++++ Task input

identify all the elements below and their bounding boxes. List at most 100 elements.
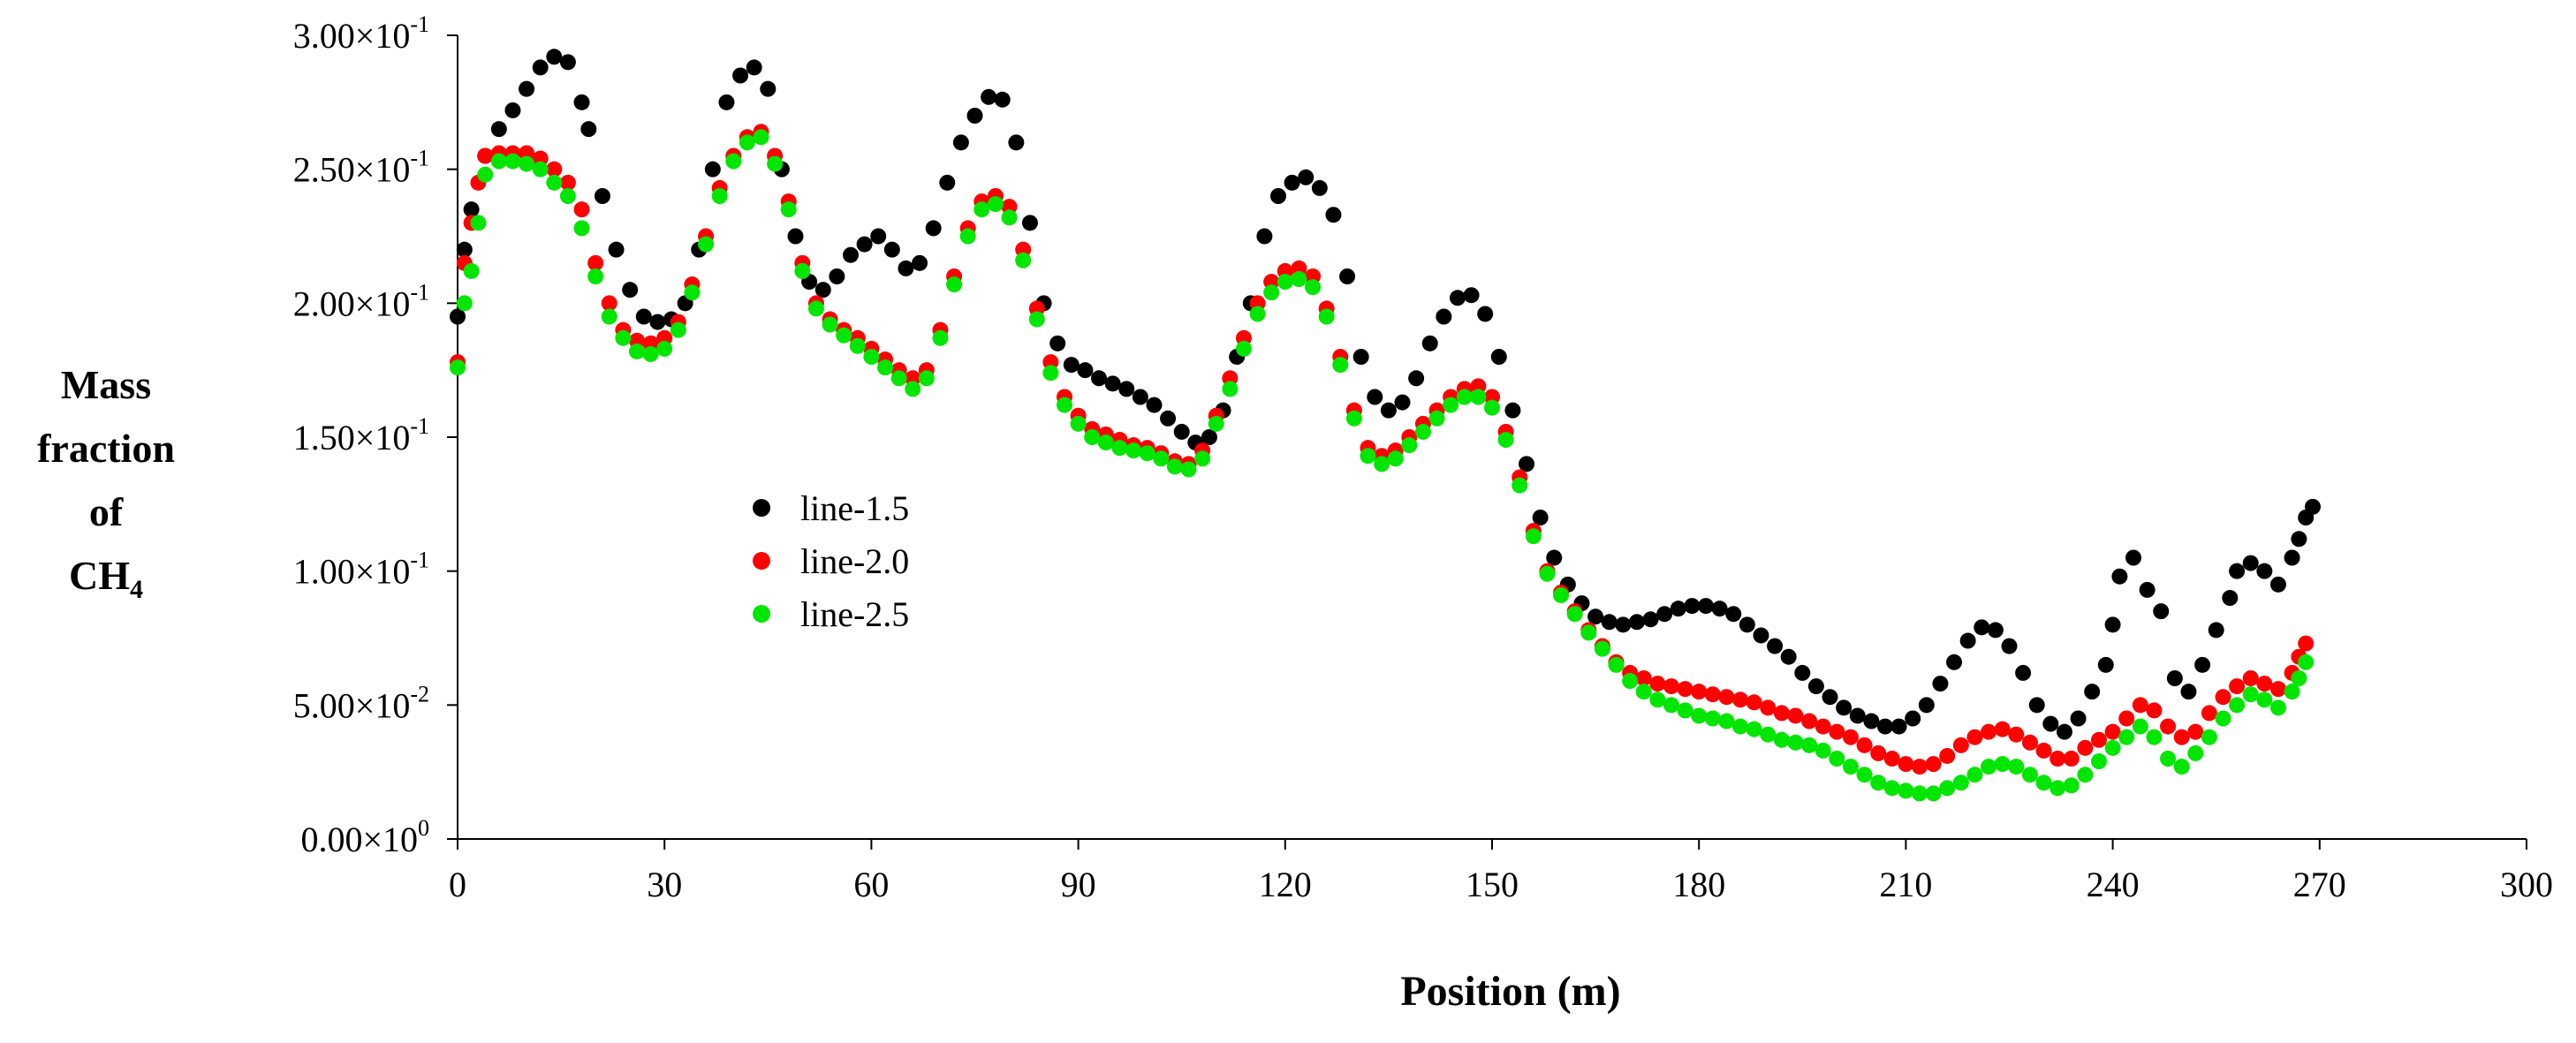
data-point-line-2.5 [1801, 737, 1818, 753]
data-point-line-2.5 [1456, 389, 1473, 405]
data-point-line-2.0 [1925, 756, 1942, 773]
data-point-line-2.5 [2077, 767, 2094, 783]
data-point-line-1.5 [1670, 601, 1686, 617]
data-point-line-2.5 [450, 359, 466, 376]
data-point-line-2.5 [1443, 397, 1459, 413]
data-point-line-2.5 [2021, 767, 2038, 783]
data-point-line-2.5 [1401, 437, 1418, 454]
data-point-line-1.5 [1946, 654, 1963, 670]
data-point-line-1.5 [2084, 684, 2101, 700]
data-point-line-2.5 [1263, 284, 1280, 301]
data-point-line-2.5 [1898, 782, 1914, 799]
data-point-line-2.5 [1787, 734, 1804, 751]
y-ticks: 0.00×100 5.00×10-2 1.00×10-1 1.50×10-1 2.00×… [293, 11, 458, 859]
data-point-line-2.0 [1952, 737, 1969, 753]
data-point-line-1.5 [732, 67, 749, 84]
data-point-line-2.5 [2256, 692, 2273, 708]
data-point-line-2.5 [1235, 340, 1252, 357]
data-point-line-2.5 [2104, 739, 2121, 756]
y-label-subscript: 4 [130, 575, 143, 605]
y-tick-label: 1.50×10-1 [293, 413, 429, 457]
data-point-line-1.5 [2111, 568, 2128, 585]
data-point-line-2.5 [1691, 707, 1708, 724]
data-point-line-2.5 [1070, 415, 1087, 432]
data-point-line-1.5 [1132, 389, 1148, 405]
y-label-line-2: fraction [37, 426, 175, 471]
data-point-line-1.5 [925, 220, 942, 237]
x-tick-label: 270 [2293, 865, 2346, 904]
data-point-line-1.5 [1311, 179, 1328, 196]
x-tick-label: 240 [2087, 865, 2140, 904]
data-point-line-2.0 [1732, 692, 1749, 708]
legend-marker-line-1-5 [753, 499, 770, 517]
data-point-line-1.5 [1269, 188, 1286, 204]
data-point-line-1.5 [1077, 362, 1094, 379]
data-point-line-2.5 [1374, 456, 1390, 472]
data-point-line-2.5 [725, 153, 742, 170]
data-point-line-2.5 [849, 337, 866, 354]
data-point-line-1.5 [2056, 723, 2072, 740]
data-point-line-2.5 [1649, 692, 1666, 708]
data-point-line-2.5 [1387, 450, 1404, 467]
data-point-line-2.5 [1677, 702, 1693, 719]
legend-label-line-2-5: line-2.5 [800, 593, 910, 634]
data-point-line-2.5 [684, 284, 701, 301]
data-point-line-2.0 [2298, 635, 2315, 652]
data-point-line-1.5 [450, 308, 466, 325]
data-point-line-1.5 [1408, 370, 1425, 387]
data-point-line-2.0 [1939, 747, 1956, 764]
data-point-line-2.5 [1966, 767, 1983, 783]
data-point-line-1.5 [2180, 684, 2197, 700]
data-point-line-1.5 [622, 282, 639, 299]
data-point-line-1.5 [1918, 697, 1935, 714]
data-point-line-1.5 [1490, 349, 1507, 365]
data-point-line-1.5 [504, 102, 521, 118]
data-point-line-1.5 [814, 282, 831, 299]
series-line-2.5 [450, 129, 2315, 802]
data-point-line-2.5 [822, 316, 838, 333]
data-point-line-1.5 [718, 94, 735, 110]
data-point-line-1.5 [870, 228, 887, 245]
data-point-line-2.5 [2201, 729, 2217, 745]
data-point-line-1.5 [2304, 498, 2321, 515]
data-point-line-1.5 [1836, 699, 1852, 716]
data-point-line-1.5 [1863, 713, 1880, 729]
y-label-ch: CH [69, 553, 130, 598]
data-point-line-2.0 [1883, 751, 1900, 767]
data-point-line-2.5 [2229, 697, 2246, 714]
data-point-line-1.5 [760, 80, 777, 97]
data-point-line-2.5 [1208, 415, 1224, 432]
data-point-line-1.5 [1601, 614, 1618, 631]
data-point-line-2.5 [794, 262, 811, 279]
data-point-line-2.5 [1856, 767, 1873, 783]
data-point-line-1.5 [1146, 397, 1163, 413]
data-point-line-2.0 [1704, 686, 1721, 703]
data-point-line-1.5 [1463, 287, 1480, 304]
data-point-line-2.0 [1663, 678, 1679, 695]
data-point-line-2.5 [2132, 718, 2148, 735]
data-point-line-2.0 [1649, 676, 1666, 692]
legend-item: line-2.0 [753, 534, 909, 587]
data-point-line-2.5 [519, 155, 535, 172]
data-point-line-2.5 [1539, 565, 1556, 582]
data-point-line-2.5 [1180, 461, 1197, 478]
data-point-line-2.0 [1635, 670, 1652, 686]
data-point-line-2.5 [1732, 718, 1749, 735]
data-point-line-2.5 [573, 220, 590, 237]
x-tick-label: 60 [853, 865, 889, 904]
series-line-2.0 [450, 124, 2315, 775]
data-point-line-2.5 [1939, 780, 1956, 797]
data-point-line-2.5 [463, 262, 480, 279]
data-point-line-2.0 [1787, 707, 1804, 724]
x-axis-label: Position (m) [1400, 968, 1621, 1015]
data-point-line-2.5 [532, 161, 549, 178]
data-point-line-2.0 [477, 147, 494, 164]
data-point-line-2.5 [1718, 713, 1735, 729]
x-tick-label: 210 [1879, 865, 1932, 904]
data-point-line-1.5 [456, 241, 473, 258]
data-point-line-1.5 [1753, 627, 1769, 644]
data-point-line-2.0 [1966, 729, 1983, 745]
data-point-line-1.5 [2256, 563, 2273, 579]
data-point-line-1.5 [1628, 614, 1645, 631]
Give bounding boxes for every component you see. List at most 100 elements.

++++++++

Requirements:
Repeat the items above word for word, leaving out the pictures.

Full output:
identify all the elements below and their bounding boxes. List at most 100 elements.
data-point-line-2.5 [1801, 737, 1818, 753]
data-point-line-2.5 [1456, 389, 1473, 405]
data-point-line-2.0 [1925, 756, 1942, 773]
data-point-line-2.5 [2077, 767, 2094, 783]
data-point-line-1.5 [1670, 601, 1686, 617]
data-point-line-2.5 [450, 359, 466, 376]
data-point-line-2.5 [1443, 397, 1459, 413]
data-point-line-2.5 [2021, 767, 2038, 783]
data-point-line-2.5 [1401, 437, 1418, 454]
data-point-line-1.5 [1946, 654, 1963, 670]
data-point-line-1.5 [2084, 684, 2101, 700]
data-point-line-2.5 [1263, 284, 1280, 301]
data-point-line-2.5 [1898, 782, 1914, 799]
data-point-line-2.5 [1787, 734, 1804, 751]
y-ticks: 0.00×100 5.00×10-2 1.00×10-1 1.50×10-1 2.00×… [293, 11, 458, 859]
data-point-line-2.0 [1952, 737, 1969, 753]
data-point-line-1.5 [732, 67, 749, 84]
data-point-line-2.5 [2256, 692, 2273, 708]
data-point-line-2.5 [1235, 340, 1252, 357]
data-point-line-2.5 [2104, 739, 2121, 756]
y-label-subscript: 4 [130, 575, 143, 605]
y-tick-label: 1.50×10-1 [293, 413, 429, 457]
data-point-line-1.5 [2111, 568, 2128, 585]
data-point-line-2.5 [1691, 707, 1708, 724]
data-point-line-2.5 [1070, 415, 1087, 432]
data-point-line-1.5 [1132, 389, 1148, 405]
y-label-line-2: fraction [37, 426, 175, 471]
data-point-line-1.5 [925, 220, 942, 237]
x-tick-label: 270 [2293, 865, 2346, 904]
data-point-line-1.5 [1311, 179, 1328, 196]
x-tick-label: 240 [2087, 865, 2140, 904]
data-point-line-2.0 [1732, 692, 1749, 708]
legend-marker-line-1-5 [753, 499, 770, 517]
data-point-line-1.5 [1269, 188, 1286, 204]
data-point-line-1.5 [1077, 362, 1094, 379]
data-point-line-2.5 [1374, 456, 1390, 472]
data-point-line-2.5 [725, 153, 742, 170]
data-point-line-2.5 [849, 337, 866, 354]
data-point-line-1.5 [2056, 723, 2072, 740]
data-point-line-2.5 [1649, 692, 1666, 708]
data-point-line-2.5 [1387, 450, 1404, 467]
data-point-line-2.5 [1677, 702, 1693, 719]
legend-label-line-2-5: line-2.5 [800, 593, 910, 634]
data-point-line-2.5 [684, 284, 701, 301]
data-point-line-2.0 [2298, 635, 2315, 652]
data-point-line-1.5 [450, 308, 466, 325]
data-point-line-1.5 [1408, 370, 1425, 387]
data-point-line-2.0 [1939, 747, 1956, 764]
data-point-line-2.5 [1966, 767, 1983, 783]
data-point-line-1.5 [2180, 684, 2197, 700]
data-point-line-1.5 [622, 282, 639, 299]
data-point-line-1.5 [1918, 697, 1935, 714]
data-point-line-1.5 [1490, 349, 1507, 365]
data-point-line-1.5 [504, 102, 521, 118]
data-point-line-1.5 [814, 282, 831, 299]
series-line-2.5 [450, 129, 2315, 802]
data-point-line-2.5 [822, 316, 838, 333]
data-point-line-1.5 [718, 94, 735, 110]
data-point-line-1.5 [870, 228, 887, 245]
data-point-line-2.5 [2201, 729, 2217, 745]
data-point-line-1.5 [2304, 498, 2321, 515]
data-point-line-1.5 [1836, 699, 1852, 716]
data-point-line-1.5 [1863, 713, 1880, 729]
y-label-ch: CH [69, 553, 130, 598]
data-point-line-2.0 [1883, 751, 1900, 767]
data-point-line-2.5 [2229, 697, 2246, 714]
data-point-line-1.5 [760, 80, 777, 97]
data-point-line-2.5 [1208, 415, 1224, 432]
data-point-line-1.5 [1601, 614, 1618, 631]
data-point-line-2.5 [794, 262, 811, 279]
data-point-line-2.5 [1856, 767, 1873, 783]
data-point-line-1.5 [1146, 397, 1163, 413]
data-point-line-2.0 [1704, 686, 1721, 703]
data-point-line-1.5 [1463, 287, 1480, 304]
data-point-line-2.0 [1663, 678, 1679, 695]
data-point-line-2.5 [2132, 718, 2148, 735]
data-point-line-2.0 [1649, 676, 1666, 692]
legend-item: line-2.0 [753, 534, 909, 587]
data-point-line-2.5 [519, 155, 535, 172]
data-point-line-2.5 [1539, 565, 1556, 582]
data-point-line-2.5 [1180, 461, 1197, 478]
data-point-line-2.0 [1635, 670, 1652, 686]
data-point-line-2.5 [1732, 718, 1749, 735]
data-point-line-2.5 [573, 220, 590, 237]
x-tick-label: 60 [853, 865, 889, 904]
series-line-2.0 [450, 124, 2315, 775]
data-point-line-2.5 [1939, 780, 1956, 797]
data-point-line-2.5 [463, 262, 480, 279]
data-point-line-2.0 [1787, 707, 1804, 724]
x-axis-label: Position (m) [1400, 968, 1621, 1015]
data-point-line-2.5 [532, 161, 549, 178]
data-point-line-2.0 [477, 147, 494, 164]
data-point-line-2.5 [1718, 713, 1735, 729]
x-tick-label: 210 [1879, 865, 1932, 904]
data-point-line-1.5 [456, 241, 473, 258]
data-point-line-1.5 [1753, 627, 1769, 644]
data-point-line-2.0 [1966, 729, 1983, 745]
data-point-line-1.5 [2256, 563, 2273, 579]
data-point-line-1.5 [1628, 614, 1645, 631]
Give bounding boxes for every component you see. List at most 100 elements.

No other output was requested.